What is asked → Leave out the pictures and return every entry exactly as it appears.
┌────────
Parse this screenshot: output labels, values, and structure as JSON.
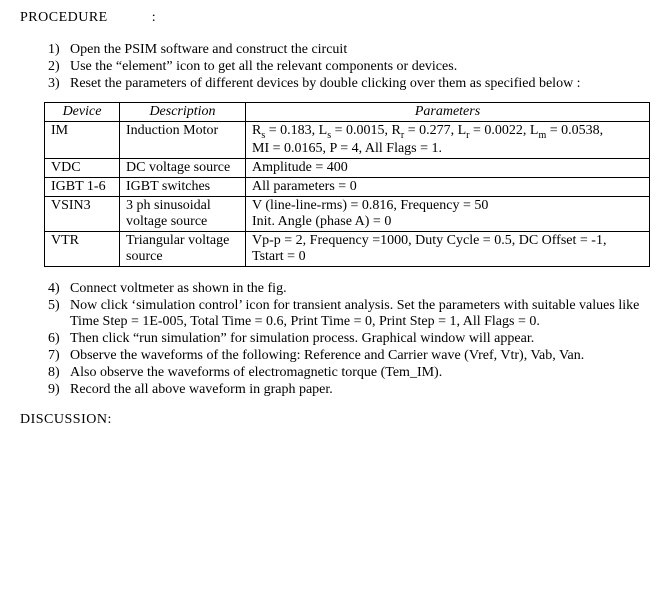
{
  "heading": "PROCEDURE",
  "headingColon": ":",
  "steps1": [
    {
      "n": "1)",
      "t": "Open the PSIM software and construct the circuit"
    },
    {
      "n": "2)",
      "t": "Use the “element” icon to get all the relevant components or devices."
    },
    {
      "n": "3)",
      "t": "Reset the parameters of different devices by double clicking over them as specified below :"
    }
  ],
  "table": {
    "headers": [
      "Device",
      "Description",
      "Parameters"
    ],
    "rows": [
      {
        "device": "IM",
        "desc": "Induction Motor",
        "paramsHtml": "R<span class=\"sub\">s</span> = 0.183, L<span class=\"sub\">s</span> = 0.0015, R<span class=\"sub\">r</span> = 0.277, L<span class=\"sub\">r</span> = 0.0022, L<span class=\"sub\">m</span> = 0.0538,<br>MI = 0.0165, P = 4, All Flags = 1."
      },
      {
        "device": "VDC",
        "desc": "DC voltage source",
        "paramsHtml": "Amplitude = 400"
      },
      {
        "device": "IGBT 1-6",
        "desc": "IGBT switches",
        "paramsHtml": "All parameters = 0"
      },
      {
        "device": "VSIN3",
        "desc": "3 ph sinusoidal voltage source",
        "paramsHtml": "V (line-line-rms) = 0.816, Frequency = 50<br>Init. Angle (phase A) = 0"
      },
      {
        "device": "VTR",
        "desc": "Triangular voltage source",
        "paramsHtml": "Vp-p = 2, Frequency =1000, Duty Cycle = 0.5, DC Offset = -1,<br>Tstart = 0"
      }
    ]
  },
  "steps2": [
    {
      "n": "4)",
      "t": "Connect voltmeter as shown in the fig."
    },
    {
      "n": "5)",
      "t": "Now click ‘simulation control’ icon for transient analysis. Set the parameters with suitable values like Time Step = 1E-005, Total Time = 0.6, Print Time = 0, Print Step = 1, All Flags = 0."
    },
    {
      "n": "6)",
      "t": "Then click “run simulation” for simulation process. Graphical window will appear."
    },
    {
      "n": "7)",
      "t": "Observe the waveforms of the following: Reference and Carrier wave (Vref, Vtr), Vab, Van."
    },
    {
      "n": "8)",
      "t": "Also observe the waveforms of electromagnetic torque (Tem_IM)."
    },
    {
      "n": "9)",
      "t": "Record the all above waveform in graph paper."
    }
  ],
  "discussion": "DISCUSSION:"
}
└────────
Exercise solution →
Parse this screenshot: output labels, values, and structure as JSON.
{
  "heading": "PROCEDURE",
  "headingColon": ":",
  "steps1": [
    {
      "n": "1)",
      "t": "Open the PSIM software and construct the circuit"
    },
    {
      "n": "2)",
      "t": "Use the “element” icon to get all the relevant components or devices."
    },
    {
      "n": "3)",
      "t": "Reset the parameters of different devices by double clicking over them as specified below :"
    }
  ],
  "table": {
    "headers": [
      "Device",
      "Description",
      "Parameters"
    ],
    "rows": [
      {
        "device": "IM",
        "desc": "Induction Motor",
        "paramsHtml": "R<span class=\"sub\">s</span> = 0.183, L<span class=\"sub\">s</span> = 0.0015, R<span class=\"sub\">r</span> = 0.277, L<span class=\"sub\">r</span> = 0.0022, L<span class=\"sub\">m</span> = 0.0538,<br>MI = 0.0165, P = 4, All Flags = 1."
      },
      {
        "device": "VDC",
        "desc": "DC voltage source",
        "paramsHtml": "Amplitude = 400"
      },
      {
        "device": "IGBT 1-6",
        "desc": "IGBT switches",
        "paramsHtml": "All parameters = 0"
      },
      {
        "device": "VSIN3",
        "desc": "3 ph sinusoidal voltage source",
        "paramsHtml": "V (line-line-rms) = 0.816, Frequency = 50<br>Init. Angle (phase A) = 0"
      },
      {
        "device": "VTR",
        "desc": "Triangular voltage source",
        "paramsHtml": "Vp-p = 2, Frequency =1000, Duty Cycle = 0.5, DC Offset = -1,<br>Tstart = 0"
      }
    ]
  },
  "steps2": [
    {
      "n": "4)",
      "t": "Connect voltmeter as shown in the fig."
    },
    {
      "n": "5)",
      "t": "Now click ‘simulation control’ icon for transient analysis. Set the parameters with suitable values like Time Step = 1E-005, Total Time = 0.6, Print Time = 0, Print Step = 1, All Flags = 0."
    },
    {
      "n": "6)",
      "t": "Then click “run simulation” for simulation process. Graphical window will appear."
    },
    {
      "n": "7)",
      "t": "Observe the waveforms of the following: Reference and Carrier wave (Vref, Vtr), Vab, Van."
    },
    {
      "n": "8)",
      "t": "Also observe the waveforms of electromagnetic torque (Tem_IM)."
    },
    {
      "n": "9)",
      "t": "Record the all above waveform in graph paper."
    }
  ],
  "discussion": "DISCUSSION:"
}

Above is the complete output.